TASK BRIEF: Reproduce word for word the part of the material below that opens with the line containing "Patent image size: (714, 519)." and closes with the line containing "The heat conducting sheet", including both of those lines.
-- start of RECORD EXTRACTS --
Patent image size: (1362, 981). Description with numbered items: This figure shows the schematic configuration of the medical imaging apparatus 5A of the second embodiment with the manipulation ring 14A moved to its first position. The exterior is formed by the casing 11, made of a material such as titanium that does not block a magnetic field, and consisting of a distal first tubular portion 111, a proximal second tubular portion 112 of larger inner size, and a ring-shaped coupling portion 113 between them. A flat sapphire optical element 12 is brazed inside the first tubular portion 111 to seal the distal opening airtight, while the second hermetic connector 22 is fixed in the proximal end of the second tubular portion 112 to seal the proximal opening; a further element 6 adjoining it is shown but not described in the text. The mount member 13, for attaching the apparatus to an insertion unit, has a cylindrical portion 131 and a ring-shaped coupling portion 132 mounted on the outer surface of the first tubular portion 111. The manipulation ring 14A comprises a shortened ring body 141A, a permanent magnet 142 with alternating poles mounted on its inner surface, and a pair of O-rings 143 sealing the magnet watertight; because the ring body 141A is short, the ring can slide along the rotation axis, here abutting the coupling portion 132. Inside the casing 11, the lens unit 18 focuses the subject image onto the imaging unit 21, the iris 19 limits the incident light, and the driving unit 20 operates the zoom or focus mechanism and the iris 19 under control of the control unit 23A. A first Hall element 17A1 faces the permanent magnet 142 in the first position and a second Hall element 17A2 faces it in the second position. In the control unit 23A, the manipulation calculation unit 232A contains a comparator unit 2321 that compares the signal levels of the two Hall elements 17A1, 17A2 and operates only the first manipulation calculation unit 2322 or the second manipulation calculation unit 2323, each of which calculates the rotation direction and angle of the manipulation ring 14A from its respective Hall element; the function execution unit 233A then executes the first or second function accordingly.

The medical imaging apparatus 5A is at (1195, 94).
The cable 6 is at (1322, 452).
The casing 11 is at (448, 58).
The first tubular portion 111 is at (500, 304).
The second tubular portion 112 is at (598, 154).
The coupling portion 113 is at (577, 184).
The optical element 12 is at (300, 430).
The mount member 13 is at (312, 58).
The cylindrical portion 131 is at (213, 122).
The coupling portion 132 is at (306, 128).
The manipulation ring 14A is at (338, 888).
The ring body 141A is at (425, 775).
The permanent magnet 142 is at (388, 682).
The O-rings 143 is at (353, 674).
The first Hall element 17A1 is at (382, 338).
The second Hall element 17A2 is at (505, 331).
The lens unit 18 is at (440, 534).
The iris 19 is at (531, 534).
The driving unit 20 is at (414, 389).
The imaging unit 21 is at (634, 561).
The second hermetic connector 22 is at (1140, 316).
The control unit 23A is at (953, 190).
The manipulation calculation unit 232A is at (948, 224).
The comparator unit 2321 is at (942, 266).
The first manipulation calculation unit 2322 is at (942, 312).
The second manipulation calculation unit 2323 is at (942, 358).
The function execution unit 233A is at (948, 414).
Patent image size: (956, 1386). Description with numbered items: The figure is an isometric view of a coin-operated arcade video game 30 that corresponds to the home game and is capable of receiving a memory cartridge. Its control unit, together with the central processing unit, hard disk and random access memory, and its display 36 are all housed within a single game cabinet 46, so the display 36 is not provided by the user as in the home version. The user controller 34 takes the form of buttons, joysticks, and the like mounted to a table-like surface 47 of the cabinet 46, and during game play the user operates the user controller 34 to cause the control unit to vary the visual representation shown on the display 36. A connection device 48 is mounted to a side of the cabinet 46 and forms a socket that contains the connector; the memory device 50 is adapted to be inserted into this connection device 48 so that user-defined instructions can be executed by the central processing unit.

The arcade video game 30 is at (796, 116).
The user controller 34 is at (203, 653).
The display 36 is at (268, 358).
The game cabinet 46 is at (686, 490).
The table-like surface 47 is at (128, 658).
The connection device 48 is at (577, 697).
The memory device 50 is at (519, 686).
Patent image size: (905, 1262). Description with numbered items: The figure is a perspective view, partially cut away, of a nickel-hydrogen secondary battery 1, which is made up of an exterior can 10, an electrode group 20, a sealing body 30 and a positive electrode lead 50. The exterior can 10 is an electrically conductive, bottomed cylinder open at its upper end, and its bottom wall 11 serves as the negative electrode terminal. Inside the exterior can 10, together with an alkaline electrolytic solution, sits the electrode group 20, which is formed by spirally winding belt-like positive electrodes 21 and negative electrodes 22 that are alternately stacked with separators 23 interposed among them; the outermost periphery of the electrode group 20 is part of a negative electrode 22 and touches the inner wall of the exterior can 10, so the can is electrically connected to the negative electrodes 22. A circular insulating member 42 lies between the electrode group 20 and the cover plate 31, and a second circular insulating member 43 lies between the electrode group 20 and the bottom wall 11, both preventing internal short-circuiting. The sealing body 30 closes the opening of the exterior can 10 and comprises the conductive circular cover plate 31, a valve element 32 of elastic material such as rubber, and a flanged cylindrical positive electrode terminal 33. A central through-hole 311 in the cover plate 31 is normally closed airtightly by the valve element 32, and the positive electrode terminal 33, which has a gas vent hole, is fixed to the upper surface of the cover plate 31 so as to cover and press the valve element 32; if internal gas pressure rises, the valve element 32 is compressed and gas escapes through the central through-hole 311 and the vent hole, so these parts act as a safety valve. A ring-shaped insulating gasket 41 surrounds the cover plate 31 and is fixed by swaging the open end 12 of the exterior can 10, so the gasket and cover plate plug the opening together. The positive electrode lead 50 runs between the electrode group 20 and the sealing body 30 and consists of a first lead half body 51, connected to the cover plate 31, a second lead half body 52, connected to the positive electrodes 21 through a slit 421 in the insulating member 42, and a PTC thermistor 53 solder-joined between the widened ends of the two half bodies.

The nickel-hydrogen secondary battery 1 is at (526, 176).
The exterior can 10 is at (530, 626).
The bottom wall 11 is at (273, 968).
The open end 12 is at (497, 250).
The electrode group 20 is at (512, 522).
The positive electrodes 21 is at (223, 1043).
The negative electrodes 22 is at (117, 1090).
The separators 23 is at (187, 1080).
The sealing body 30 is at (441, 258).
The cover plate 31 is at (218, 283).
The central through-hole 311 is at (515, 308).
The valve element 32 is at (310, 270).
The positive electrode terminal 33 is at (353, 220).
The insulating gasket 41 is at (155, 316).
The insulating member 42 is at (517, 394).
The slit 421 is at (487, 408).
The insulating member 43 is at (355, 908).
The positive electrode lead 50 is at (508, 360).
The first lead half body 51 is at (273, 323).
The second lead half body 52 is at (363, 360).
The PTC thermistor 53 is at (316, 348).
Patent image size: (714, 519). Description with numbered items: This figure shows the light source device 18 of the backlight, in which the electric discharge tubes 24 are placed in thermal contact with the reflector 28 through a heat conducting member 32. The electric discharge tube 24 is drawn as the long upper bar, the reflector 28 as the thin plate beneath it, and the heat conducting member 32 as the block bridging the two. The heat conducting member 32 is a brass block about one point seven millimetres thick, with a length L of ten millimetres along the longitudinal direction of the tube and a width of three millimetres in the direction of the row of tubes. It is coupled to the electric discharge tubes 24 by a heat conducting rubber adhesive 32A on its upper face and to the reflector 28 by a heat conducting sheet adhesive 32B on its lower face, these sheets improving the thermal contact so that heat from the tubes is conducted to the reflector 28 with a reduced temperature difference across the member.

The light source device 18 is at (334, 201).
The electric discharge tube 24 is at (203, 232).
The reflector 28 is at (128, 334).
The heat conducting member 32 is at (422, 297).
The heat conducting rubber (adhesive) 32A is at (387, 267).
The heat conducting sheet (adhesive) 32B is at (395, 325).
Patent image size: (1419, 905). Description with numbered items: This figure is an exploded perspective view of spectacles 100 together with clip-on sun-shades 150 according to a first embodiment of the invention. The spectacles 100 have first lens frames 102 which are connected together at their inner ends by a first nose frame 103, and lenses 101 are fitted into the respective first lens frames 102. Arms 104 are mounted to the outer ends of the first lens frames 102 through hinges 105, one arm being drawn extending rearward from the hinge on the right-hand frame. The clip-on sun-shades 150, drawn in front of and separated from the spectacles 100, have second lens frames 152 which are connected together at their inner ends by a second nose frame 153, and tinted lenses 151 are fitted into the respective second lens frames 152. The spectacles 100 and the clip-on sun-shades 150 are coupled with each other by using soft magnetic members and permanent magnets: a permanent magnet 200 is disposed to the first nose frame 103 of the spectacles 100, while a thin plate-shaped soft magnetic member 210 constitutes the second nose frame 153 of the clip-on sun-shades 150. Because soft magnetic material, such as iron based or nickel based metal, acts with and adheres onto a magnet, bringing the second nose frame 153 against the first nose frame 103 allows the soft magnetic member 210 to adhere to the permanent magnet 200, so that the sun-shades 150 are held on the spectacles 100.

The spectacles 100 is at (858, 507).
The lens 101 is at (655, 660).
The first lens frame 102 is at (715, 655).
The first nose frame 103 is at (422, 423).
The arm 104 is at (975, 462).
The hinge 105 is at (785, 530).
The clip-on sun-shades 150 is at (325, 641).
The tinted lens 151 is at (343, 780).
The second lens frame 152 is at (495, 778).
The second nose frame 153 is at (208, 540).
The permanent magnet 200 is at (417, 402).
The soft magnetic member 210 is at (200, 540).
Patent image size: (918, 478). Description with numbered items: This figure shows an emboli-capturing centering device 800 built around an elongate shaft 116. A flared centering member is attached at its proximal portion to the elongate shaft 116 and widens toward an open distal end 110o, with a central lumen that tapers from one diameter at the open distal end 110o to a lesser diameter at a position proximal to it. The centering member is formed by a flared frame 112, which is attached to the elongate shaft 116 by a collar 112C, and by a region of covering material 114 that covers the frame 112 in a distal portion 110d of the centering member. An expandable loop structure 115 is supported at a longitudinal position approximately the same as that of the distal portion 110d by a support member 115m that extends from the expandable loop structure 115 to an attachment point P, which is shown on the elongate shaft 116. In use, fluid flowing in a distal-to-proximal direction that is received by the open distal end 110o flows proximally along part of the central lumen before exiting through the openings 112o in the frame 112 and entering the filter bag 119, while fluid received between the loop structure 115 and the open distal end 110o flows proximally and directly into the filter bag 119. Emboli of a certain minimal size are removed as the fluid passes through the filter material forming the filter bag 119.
-- end of RECORD EXTRACTS --
SOLUTION BELOW:
Patent image size: (714, 519). Description with numbered items: This figure shows the light source device 18 of the backlight, in which the electric discharge tubes 24 are placed in thermal contact with the reflector 28 through a heat conducting member 32. The electric discharge tube 24 is drawn as the long upper bar, the reflector 28 as the thin plate beneath it, and the heat conducting member 32 as the block bridging the two. The heat conducting member 32 is a brass block about one point seven millimetres thick, with a length L of ten millimetres along the longitudinal direction of the tube and a width of three millimetres in the direction of the row of tubes. It is coupled to the electric discharge tubes 24 by a heat conducting rubber adhesive 32A on its upper face and to the reflector 28 by a heat conducting sheet adhesive 32B on its lower face, these sheets improving the thermal contact so that heat from the tubes is conducted to the reflector 28 with a reduced temperature difference across the member.

The light source device 18 is at (334, 201).
The electric discharge tube 24 is at (203, 232).
The reflector 28 is at (128, 334).
The heat conducting member 32 is at (422, 297).
The heat conducting rubber (adhesive) 32A is at (387, 267).
The heat conducting sheet (adhesive) 32B is at (395, 325).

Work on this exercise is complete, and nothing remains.